____ ENTRIES SUPPLIED
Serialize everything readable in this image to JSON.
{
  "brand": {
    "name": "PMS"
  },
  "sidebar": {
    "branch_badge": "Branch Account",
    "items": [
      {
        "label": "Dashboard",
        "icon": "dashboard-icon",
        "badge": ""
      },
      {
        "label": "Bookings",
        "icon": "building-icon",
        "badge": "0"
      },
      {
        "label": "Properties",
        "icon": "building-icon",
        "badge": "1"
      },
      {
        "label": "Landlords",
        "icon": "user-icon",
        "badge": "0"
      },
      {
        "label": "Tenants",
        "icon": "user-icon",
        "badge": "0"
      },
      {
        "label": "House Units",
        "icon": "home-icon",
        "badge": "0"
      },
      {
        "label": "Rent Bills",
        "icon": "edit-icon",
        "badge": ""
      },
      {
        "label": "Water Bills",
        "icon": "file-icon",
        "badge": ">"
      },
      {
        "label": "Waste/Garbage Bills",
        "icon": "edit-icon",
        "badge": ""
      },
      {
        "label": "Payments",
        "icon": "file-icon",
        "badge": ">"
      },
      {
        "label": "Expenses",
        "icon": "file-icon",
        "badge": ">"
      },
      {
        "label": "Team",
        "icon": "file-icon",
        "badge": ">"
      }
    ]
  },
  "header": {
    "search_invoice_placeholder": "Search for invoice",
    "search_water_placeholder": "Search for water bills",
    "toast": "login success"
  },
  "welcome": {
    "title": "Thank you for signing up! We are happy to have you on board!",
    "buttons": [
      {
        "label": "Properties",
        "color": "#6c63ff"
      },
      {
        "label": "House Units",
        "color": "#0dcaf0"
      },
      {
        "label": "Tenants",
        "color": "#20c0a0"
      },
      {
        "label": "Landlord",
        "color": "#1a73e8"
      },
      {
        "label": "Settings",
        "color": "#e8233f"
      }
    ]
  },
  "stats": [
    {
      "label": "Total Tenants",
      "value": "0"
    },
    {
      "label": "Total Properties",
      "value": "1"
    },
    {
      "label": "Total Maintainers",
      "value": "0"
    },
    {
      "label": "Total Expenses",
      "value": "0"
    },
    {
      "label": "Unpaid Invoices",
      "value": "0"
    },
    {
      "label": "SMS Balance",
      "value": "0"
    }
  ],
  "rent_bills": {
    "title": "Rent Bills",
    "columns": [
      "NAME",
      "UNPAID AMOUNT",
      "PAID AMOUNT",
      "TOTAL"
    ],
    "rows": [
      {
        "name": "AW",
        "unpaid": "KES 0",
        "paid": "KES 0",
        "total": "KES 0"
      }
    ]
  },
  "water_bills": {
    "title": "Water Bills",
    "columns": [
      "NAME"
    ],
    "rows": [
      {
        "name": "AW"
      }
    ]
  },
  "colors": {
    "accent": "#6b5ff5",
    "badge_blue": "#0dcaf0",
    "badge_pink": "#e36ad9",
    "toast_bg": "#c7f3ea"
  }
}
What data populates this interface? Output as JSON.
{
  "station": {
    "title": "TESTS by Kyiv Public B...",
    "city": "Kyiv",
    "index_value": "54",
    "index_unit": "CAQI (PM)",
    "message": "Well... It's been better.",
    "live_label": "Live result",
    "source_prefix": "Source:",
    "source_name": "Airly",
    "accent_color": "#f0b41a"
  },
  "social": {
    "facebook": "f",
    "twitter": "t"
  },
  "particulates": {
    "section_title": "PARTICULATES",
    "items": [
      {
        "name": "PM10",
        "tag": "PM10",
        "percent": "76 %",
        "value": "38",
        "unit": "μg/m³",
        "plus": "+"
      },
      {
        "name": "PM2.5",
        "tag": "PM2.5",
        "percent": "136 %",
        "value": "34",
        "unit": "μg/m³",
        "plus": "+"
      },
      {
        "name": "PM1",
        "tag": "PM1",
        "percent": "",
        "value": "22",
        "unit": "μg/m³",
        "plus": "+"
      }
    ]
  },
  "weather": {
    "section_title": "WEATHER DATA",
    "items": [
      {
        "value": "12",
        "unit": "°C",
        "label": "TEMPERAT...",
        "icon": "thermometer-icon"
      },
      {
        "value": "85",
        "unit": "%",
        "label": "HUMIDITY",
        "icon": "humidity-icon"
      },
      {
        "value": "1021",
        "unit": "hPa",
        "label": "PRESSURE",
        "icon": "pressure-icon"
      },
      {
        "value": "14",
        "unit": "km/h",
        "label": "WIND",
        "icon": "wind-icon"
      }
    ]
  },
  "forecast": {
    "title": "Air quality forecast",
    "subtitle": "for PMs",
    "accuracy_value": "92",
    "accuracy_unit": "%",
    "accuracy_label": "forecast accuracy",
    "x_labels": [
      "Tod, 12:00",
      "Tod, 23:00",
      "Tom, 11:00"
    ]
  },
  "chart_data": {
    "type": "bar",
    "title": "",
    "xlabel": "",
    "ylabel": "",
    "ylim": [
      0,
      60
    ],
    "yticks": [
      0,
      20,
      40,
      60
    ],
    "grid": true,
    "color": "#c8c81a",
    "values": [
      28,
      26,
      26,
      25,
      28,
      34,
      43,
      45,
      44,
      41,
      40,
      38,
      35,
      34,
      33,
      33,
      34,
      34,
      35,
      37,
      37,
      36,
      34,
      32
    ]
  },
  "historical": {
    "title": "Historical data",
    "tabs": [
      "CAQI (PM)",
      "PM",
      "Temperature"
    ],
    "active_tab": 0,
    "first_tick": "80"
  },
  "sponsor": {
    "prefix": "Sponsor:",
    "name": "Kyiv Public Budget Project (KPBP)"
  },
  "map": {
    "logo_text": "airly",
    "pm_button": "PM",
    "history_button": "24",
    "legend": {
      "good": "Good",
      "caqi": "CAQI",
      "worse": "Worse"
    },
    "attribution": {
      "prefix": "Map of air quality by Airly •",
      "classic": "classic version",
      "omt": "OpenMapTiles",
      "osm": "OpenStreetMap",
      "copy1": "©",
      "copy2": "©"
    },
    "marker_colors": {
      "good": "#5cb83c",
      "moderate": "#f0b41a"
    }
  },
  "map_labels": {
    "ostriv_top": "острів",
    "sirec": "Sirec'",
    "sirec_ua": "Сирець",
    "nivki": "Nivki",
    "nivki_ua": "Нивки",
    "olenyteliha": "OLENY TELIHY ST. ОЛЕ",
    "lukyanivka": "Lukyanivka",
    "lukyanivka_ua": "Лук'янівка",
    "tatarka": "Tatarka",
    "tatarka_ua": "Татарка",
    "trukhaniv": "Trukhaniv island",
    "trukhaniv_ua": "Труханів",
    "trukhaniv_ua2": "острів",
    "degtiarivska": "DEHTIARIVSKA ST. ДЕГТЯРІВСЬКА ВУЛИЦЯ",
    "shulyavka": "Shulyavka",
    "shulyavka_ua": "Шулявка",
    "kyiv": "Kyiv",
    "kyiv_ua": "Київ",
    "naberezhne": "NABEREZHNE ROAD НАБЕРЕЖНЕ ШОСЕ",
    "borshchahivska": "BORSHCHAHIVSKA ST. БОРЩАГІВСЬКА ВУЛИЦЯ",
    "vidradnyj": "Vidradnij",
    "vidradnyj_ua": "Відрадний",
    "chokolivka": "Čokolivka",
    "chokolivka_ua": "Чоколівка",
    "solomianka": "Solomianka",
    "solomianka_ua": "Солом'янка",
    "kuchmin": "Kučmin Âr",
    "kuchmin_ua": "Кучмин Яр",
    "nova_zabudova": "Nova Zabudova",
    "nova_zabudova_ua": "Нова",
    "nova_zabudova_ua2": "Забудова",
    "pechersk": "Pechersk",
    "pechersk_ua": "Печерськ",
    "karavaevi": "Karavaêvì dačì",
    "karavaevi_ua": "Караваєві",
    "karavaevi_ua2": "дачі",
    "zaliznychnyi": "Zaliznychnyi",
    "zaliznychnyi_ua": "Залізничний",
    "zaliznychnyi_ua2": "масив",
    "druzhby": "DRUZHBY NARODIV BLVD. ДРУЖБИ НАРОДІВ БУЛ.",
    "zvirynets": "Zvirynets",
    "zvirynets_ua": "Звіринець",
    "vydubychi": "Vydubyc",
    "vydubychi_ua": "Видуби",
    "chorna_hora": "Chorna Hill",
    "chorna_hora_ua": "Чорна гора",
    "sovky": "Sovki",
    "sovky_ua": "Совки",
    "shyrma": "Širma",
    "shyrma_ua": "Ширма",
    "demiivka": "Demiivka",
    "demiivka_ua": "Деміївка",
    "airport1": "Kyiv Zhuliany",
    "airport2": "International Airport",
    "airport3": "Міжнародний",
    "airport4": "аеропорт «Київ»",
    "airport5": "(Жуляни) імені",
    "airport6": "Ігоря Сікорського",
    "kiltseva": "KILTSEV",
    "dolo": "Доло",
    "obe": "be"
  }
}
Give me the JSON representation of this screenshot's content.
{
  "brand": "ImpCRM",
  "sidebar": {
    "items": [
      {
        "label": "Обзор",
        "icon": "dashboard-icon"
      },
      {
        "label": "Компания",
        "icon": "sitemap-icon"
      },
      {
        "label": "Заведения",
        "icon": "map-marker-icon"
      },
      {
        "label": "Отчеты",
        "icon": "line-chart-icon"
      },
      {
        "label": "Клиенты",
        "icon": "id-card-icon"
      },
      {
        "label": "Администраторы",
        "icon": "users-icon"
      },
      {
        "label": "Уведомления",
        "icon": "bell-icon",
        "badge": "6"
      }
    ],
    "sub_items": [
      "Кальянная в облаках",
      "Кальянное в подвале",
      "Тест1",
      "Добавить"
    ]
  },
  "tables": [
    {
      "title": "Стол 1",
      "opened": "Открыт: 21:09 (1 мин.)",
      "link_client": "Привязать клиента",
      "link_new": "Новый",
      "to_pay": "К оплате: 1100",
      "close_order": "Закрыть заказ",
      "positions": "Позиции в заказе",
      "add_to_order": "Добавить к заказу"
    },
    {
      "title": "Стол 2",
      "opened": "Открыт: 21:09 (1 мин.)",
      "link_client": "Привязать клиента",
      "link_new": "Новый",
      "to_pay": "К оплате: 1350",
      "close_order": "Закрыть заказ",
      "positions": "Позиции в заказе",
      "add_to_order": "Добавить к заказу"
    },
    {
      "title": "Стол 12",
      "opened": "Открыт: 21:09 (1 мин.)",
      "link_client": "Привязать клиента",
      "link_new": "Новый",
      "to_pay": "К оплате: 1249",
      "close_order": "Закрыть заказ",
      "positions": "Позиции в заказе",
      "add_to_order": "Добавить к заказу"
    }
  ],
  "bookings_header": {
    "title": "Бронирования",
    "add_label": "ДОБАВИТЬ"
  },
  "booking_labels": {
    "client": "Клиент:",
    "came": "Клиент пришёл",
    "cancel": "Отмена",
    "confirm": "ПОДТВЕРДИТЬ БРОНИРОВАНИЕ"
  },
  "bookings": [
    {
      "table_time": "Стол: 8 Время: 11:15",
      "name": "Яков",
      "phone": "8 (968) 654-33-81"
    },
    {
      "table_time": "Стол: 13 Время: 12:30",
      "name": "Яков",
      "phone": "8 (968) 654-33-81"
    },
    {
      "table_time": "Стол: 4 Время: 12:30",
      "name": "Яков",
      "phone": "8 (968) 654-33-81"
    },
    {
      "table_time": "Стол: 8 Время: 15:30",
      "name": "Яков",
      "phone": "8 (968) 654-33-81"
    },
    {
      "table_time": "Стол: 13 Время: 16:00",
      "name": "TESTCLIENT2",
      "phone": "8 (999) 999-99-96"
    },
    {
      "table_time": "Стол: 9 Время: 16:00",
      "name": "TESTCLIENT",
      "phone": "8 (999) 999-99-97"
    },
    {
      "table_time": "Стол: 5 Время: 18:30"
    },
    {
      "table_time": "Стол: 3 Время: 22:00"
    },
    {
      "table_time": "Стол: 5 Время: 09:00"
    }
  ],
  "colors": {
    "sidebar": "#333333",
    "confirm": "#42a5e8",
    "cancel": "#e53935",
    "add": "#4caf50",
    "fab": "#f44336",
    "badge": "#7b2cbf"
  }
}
________
▶ TASK REQUIREMENTS
Copy out each line in the listing that has the word "forecast".

▶ TASK RESPONSE
  "forecast": {
    "title": "Air quality forecast",
    "accuracy_label": "forecast accuracy",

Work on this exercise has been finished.